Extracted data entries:
==========

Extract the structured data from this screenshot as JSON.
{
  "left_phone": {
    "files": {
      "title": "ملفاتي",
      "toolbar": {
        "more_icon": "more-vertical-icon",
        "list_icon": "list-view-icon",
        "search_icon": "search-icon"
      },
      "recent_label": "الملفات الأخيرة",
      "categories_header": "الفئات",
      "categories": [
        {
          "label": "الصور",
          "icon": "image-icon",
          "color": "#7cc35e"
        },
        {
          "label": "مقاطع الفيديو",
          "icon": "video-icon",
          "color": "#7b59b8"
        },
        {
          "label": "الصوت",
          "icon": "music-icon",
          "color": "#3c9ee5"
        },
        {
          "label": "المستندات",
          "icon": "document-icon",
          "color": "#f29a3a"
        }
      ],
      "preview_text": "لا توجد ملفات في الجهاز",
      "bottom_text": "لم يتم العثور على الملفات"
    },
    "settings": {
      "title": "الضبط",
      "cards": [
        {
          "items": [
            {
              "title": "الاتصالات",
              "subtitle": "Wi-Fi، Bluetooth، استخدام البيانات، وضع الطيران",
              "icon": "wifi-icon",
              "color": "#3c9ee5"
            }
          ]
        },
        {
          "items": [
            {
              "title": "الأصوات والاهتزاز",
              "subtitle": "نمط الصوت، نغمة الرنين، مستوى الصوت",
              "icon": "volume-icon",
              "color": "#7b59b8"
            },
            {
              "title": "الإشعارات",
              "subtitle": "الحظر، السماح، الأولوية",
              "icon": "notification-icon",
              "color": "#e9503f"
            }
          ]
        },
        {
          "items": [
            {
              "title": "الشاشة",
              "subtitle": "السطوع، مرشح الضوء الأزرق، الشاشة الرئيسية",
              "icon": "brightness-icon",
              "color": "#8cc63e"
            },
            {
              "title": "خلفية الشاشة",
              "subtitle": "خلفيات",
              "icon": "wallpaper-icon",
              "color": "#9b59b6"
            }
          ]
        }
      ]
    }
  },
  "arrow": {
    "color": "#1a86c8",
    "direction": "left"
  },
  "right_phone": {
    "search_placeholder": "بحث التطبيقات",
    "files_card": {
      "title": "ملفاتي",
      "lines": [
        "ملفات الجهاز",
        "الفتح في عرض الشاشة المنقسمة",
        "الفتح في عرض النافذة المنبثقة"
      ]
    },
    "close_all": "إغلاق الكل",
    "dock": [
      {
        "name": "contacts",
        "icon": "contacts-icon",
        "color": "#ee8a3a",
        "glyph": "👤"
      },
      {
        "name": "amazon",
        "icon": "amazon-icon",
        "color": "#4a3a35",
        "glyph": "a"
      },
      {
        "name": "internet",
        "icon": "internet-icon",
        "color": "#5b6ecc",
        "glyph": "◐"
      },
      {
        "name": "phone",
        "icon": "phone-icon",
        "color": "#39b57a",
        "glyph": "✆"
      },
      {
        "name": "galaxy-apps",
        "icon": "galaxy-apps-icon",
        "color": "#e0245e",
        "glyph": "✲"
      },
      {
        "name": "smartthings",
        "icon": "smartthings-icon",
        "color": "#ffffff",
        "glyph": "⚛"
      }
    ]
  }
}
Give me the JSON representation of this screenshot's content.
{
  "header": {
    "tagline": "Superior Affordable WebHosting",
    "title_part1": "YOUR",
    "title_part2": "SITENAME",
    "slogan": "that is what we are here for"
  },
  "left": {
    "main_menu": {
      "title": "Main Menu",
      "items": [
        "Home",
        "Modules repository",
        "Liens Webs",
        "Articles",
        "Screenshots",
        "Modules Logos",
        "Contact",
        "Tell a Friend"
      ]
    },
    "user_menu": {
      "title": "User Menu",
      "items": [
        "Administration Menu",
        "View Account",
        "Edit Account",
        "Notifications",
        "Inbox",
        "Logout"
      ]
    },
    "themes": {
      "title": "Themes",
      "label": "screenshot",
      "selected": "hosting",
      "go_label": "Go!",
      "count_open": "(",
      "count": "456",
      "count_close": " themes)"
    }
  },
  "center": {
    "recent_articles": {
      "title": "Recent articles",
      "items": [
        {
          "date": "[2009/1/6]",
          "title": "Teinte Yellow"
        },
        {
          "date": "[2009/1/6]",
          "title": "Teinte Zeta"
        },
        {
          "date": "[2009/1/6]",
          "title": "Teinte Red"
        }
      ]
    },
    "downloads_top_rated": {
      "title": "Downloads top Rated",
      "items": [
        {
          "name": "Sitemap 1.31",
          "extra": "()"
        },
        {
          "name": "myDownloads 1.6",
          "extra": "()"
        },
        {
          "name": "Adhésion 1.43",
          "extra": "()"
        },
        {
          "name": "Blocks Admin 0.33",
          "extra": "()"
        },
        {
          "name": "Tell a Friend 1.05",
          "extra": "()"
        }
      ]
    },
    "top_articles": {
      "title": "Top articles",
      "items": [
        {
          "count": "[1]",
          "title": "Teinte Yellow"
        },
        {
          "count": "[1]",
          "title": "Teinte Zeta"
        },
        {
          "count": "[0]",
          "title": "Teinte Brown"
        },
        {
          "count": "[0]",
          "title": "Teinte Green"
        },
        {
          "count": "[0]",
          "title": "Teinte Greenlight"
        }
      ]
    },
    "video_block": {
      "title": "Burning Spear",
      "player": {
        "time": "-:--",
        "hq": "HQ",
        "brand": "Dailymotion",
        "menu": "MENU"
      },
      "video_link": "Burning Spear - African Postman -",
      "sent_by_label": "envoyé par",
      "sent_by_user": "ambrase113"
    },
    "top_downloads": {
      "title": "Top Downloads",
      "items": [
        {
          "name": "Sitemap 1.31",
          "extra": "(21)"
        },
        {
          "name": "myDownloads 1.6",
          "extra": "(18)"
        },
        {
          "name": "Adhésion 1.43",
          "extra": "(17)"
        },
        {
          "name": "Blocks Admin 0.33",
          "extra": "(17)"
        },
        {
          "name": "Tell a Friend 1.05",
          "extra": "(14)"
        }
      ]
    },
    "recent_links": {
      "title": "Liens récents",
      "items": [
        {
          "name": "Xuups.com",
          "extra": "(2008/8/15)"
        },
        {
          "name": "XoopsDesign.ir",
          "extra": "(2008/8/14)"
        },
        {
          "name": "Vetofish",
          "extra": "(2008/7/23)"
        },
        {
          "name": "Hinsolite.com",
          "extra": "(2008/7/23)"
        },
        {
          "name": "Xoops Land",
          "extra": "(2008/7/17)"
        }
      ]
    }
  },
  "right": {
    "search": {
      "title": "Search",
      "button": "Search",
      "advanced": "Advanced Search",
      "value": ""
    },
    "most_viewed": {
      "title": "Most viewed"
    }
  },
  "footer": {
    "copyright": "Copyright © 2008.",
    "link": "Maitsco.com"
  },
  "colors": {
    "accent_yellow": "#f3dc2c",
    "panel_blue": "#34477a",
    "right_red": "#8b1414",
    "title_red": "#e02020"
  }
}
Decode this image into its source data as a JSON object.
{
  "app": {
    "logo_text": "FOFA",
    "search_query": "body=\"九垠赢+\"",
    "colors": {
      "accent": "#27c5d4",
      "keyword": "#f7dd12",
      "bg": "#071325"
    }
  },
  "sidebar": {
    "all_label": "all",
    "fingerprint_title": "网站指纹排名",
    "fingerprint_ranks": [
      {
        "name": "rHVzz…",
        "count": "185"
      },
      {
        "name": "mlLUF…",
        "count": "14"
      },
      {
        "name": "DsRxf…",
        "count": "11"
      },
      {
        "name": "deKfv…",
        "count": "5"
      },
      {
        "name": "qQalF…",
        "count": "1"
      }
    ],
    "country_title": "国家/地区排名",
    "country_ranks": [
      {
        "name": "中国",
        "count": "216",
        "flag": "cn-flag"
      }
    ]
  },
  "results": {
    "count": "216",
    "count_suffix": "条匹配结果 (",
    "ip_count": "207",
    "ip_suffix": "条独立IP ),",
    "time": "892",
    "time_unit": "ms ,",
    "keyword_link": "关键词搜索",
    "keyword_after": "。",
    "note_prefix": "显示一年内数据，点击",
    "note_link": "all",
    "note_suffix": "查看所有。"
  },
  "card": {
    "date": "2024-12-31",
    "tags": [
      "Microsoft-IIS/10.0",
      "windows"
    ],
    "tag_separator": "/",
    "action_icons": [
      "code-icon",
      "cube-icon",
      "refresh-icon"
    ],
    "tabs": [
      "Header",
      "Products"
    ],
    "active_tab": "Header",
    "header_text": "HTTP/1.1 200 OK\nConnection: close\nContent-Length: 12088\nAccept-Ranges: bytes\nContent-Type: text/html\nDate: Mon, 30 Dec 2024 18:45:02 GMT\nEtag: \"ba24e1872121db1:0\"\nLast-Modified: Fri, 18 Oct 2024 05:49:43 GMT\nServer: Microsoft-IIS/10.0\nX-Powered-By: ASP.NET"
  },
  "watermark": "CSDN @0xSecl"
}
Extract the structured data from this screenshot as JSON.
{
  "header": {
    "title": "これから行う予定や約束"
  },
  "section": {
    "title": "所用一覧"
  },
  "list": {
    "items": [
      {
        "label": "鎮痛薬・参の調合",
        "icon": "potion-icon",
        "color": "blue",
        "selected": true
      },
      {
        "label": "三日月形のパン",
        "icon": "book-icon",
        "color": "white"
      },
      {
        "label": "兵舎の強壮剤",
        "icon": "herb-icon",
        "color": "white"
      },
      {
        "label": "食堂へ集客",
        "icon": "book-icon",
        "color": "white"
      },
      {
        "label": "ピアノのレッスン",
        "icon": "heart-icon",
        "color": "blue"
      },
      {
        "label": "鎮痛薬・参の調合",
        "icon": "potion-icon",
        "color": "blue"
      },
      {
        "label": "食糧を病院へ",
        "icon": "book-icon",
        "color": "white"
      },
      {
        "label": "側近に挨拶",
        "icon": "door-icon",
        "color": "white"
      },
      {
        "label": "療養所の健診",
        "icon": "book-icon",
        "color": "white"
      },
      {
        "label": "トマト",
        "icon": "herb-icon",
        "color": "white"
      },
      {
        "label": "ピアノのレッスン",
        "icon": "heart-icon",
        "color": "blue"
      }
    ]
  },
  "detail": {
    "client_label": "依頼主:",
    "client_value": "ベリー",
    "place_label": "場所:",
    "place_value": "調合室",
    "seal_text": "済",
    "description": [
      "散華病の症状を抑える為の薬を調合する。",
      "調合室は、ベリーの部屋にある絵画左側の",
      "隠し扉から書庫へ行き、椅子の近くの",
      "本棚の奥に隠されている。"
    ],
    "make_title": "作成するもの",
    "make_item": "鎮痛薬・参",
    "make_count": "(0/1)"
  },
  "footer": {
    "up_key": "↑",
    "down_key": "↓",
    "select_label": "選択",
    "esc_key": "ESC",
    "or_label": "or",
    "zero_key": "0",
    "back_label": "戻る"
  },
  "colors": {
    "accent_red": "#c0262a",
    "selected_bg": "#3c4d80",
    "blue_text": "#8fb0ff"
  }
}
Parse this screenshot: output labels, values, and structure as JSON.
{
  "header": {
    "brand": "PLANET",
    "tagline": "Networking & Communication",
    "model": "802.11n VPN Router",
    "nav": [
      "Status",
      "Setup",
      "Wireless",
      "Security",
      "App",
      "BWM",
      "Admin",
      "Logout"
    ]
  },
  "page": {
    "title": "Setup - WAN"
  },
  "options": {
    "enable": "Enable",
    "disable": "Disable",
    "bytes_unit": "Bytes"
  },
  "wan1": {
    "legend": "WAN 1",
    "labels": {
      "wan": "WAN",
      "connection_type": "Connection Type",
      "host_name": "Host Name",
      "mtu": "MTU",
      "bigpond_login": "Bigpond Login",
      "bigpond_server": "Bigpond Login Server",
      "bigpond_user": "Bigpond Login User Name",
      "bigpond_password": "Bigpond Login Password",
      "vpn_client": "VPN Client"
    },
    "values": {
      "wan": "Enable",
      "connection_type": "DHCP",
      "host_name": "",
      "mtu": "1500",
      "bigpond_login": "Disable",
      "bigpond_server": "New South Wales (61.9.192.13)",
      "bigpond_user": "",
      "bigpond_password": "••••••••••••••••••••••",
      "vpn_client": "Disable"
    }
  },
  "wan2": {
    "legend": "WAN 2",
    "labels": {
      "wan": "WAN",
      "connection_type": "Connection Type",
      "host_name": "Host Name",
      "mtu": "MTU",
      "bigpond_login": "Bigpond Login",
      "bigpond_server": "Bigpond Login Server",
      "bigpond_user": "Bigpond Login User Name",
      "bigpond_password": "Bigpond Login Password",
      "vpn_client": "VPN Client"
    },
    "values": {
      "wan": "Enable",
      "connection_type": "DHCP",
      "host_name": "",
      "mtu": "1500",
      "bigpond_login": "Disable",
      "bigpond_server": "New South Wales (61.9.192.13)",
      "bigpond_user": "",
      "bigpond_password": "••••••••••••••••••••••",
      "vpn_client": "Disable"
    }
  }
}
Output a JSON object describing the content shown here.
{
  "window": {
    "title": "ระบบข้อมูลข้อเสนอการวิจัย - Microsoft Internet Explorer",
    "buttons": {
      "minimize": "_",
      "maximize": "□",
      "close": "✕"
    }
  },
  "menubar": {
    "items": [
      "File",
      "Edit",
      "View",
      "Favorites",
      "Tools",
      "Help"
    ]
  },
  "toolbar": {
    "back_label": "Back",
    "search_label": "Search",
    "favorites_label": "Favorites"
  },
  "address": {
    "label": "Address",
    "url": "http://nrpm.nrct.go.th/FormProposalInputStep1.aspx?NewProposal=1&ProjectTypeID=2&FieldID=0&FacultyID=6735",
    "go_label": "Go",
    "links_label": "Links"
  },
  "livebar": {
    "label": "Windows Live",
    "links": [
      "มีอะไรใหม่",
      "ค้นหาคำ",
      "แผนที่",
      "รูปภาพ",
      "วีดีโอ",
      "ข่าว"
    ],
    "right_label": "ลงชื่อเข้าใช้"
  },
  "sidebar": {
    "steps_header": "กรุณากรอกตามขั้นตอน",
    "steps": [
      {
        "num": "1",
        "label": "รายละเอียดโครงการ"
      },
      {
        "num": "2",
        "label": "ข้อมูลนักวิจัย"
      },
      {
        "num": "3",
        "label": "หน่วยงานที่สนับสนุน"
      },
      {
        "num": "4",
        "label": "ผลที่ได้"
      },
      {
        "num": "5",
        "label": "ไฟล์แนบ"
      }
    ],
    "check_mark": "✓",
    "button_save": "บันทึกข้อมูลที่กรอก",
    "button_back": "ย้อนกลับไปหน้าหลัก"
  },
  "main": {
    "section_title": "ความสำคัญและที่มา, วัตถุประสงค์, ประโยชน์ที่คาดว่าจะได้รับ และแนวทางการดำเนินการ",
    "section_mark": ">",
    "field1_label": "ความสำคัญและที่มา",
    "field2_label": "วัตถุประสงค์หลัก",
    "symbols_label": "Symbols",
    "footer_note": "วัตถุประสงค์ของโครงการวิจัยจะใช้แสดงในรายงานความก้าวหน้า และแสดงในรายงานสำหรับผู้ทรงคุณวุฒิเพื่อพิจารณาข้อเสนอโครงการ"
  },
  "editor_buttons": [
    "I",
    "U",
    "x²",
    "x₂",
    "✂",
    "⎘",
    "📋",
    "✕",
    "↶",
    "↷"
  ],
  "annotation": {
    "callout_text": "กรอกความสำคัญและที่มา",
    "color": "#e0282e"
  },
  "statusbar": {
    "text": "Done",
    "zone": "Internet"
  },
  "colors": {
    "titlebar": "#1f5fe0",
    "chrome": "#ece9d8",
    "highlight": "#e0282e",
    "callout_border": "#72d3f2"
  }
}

==========

WHAT TO WORK ON:
Give the count of lines in the data above that hold the string "ประสงค", with no additional words.

TASK SOLUTION:
3